▸ **Problem requirements**:
Count how many lines of the data include "налоговым". The answer is that number and nothing else.

* * * * * * *

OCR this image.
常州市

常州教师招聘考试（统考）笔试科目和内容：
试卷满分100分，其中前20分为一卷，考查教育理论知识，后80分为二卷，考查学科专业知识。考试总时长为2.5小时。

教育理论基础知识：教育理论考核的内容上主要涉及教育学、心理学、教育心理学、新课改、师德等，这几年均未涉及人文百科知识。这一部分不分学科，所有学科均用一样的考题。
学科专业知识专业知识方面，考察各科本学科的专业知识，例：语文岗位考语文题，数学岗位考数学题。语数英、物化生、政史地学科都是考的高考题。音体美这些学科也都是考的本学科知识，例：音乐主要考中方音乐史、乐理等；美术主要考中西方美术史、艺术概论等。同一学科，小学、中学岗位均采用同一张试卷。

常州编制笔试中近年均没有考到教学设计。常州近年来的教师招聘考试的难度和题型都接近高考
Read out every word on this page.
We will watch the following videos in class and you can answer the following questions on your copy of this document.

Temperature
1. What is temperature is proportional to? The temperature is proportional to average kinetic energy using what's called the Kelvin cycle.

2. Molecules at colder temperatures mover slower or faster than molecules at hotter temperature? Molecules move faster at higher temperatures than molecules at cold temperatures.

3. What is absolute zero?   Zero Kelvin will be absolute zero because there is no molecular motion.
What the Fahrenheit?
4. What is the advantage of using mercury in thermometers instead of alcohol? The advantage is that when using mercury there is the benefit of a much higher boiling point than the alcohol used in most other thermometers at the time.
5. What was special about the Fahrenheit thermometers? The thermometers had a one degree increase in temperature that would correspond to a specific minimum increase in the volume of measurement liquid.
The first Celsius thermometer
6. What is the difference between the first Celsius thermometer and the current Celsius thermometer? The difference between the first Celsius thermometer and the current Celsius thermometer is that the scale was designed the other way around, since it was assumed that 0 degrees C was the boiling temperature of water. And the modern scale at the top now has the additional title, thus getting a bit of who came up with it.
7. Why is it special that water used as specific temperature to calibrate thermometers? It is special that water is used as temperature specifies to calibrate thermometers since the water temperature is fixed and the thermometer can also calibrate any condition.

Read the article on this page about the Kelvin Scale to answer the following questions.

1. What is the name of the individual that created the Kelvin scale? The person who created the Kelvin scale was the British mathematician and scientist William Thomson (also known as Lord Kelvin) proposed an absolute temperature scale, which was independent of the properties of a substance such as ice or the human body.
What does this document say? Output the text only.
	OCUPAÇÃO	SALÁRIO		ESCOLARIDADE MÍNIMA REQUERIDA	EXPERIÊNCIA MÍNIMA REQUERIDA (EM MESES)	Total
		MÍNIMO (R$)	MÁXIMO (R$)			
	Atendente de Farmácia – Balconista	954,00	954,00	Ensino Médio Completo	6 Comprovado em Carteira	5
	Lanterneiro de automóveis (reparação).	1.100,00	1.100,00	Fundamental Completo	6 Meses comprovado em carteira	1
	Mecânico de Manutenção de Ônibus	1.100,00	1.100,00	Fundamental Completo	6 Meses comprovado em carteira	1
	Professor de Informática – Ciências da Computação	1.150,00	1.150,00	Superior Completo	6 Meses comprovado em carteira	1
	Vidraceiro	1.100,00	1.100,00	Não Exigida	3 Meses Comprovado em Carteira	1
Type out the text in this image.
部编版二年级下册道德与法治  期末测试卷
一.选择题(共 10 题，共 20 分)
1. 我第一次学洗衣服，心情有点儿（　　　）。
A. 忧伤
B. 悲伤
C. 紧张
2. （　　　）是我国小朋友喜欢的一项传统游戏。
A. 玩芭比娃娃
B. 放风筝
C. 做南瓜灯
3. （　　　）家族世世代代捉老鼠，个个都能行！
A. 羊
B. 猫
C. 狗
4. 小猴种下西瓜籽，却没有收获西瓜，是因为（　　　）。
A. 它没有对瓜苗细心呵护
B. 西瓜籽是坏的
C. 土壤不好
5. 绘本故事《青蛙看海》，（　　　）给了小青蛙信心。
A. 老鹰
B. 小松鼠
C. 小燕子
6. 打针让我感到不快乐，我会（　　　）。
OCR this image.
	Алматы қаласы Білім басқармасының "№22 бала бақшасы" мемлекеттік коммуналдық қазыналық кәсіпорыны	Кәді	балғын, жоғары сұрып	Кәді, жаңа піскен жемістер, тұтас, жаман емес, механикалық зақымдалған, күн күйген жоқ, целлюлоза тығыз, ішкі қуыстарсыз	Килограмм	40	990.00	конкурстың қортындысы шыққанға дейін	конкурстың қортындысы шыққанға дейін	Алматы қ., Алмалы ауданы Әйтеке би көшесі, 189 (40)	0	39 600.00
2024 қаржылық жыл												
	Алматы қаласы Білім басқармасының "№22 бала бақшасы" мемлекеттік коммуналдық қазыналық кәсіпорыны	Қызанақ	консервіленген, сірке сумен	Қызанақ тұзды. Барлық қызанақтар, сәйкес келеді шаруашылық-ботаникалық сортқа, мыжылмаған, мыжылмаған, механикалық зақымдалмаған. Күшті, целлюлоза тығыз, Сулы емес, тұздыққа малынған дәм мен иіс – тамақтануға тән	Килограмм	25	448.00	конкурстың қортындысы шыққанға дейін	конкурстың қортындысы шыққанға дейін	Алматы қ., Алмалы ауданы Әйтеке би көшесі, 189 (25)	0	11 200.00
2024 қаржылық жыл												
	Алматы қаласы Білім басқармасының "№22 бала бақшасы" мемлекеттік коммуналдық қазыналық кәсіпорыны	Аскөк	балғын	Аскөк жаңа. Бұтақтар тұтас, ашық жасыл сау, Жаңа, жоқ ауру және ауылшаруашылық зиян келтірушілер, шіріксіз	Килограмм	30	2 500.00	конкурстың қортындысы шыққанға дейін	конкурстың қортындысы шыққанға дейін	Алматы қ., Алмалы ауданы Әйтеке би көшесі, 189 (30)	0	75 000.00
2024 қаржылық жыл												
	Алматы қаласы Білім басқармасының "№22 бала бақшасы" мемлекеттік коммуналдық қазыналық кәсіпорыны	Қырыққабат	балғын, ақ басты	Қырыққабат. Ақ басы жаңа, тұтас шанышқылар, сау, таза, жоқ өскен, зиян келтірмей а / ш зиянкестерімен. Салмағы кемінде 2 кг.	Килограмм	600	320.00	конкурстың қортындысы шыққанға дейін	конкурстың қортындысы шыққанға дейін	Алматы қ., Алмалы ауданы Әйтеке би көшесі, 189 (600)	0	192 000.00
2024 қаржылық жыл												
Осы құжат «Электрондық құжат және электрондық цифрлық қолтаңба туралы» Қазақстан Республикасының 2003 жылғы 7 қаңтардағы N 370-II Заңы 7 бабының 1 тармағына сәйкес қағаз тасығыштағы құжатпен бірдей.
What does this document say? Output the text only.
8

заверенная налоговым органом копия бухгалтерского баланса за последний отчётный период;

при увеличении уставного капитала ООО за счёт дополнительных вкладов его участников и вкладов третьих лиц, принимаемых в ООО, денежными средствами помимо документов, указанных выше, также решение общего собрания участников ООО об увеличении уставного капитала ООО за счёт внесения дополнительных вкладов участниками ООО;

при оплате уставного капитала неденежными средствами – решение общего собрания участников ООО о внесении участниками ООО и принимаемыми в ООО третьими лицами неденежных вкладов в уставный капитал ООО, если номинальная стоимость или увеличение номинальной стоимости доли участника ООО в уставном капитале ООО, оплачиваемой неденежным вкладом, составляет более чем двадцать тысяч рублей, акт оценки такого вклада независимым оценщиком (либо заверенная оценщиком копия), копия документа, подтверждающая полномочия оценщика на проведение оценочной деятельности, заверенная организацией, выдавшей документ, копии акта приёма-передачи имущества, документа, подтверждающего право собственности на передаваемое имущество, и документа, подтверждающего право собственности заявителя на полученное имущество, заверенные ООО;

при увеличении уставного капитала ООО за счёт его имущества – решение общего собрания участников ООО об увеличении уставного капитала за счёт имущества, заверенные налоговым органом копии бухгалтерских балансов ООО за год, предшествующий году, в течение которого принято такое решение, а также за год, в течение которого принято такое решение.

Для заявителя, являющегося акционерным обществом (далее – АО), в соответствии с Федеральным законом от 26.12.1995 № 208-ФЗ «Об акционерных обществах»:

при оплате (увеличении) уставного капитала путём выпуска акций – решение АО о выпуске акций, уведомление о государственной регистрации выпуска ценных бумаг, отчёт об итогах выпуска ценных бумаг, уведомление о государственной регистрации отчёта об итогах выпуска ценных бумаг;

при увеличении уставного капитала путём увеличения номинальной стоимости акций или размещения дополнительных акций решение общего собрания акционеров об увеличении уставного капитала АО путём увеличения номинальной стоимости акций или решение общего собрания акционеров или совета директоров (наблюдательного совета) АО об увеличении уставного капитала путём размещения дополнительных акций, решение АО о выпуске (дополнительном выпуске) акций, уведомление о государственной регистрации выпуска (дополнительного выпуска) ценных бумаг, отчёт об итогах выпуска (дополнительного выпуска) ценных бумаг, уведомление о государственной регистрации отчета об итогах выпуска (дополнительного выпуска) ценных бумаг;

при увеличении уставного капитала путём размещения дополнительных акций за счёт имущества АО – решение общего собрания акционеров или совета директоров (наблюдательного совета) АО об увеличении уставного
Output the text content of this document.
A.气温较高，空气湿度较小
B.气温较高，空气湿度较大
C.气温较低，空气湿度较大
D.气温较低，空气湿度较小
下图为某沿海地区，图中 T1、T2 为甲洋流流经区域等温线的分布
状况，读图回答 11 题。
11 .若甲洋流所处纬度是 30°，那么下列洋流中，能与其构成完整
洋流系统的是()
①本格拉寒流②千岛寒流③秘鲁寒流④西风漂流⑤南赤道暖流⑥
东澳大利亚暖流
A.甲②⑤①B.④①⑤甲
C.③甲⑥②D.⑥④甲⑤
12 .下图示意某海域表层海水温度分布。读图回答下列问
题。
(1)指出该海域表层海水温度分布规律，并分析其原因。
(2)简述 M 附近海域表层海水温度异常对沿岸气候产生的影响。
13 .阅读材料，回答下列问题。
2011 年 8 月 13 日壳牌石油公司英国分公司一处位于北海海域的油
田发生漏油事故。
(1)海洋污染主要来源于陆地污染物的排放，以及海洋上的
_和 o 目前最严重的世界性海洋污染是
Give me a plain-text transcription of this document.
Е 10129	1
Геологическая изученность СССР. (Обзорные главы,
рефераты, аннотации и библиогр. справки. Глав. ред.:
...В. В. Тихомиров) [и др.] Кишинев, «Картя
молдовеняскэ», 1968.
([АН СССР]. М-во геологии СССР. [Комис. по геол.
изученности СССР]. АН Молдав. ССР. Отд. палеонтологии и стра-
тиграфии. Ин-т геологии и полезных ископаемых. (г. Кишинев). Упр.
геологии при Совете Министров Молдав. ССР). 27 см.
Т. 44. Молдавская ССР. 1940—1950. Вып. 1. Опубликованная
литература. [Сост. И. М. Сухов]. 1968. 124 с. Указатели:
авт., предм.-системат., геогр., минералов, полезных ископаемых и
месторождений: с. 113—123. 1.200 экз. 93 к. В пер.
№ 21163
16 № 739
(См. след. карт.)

* * * * * * *

▸ **Solution for this problem**:
2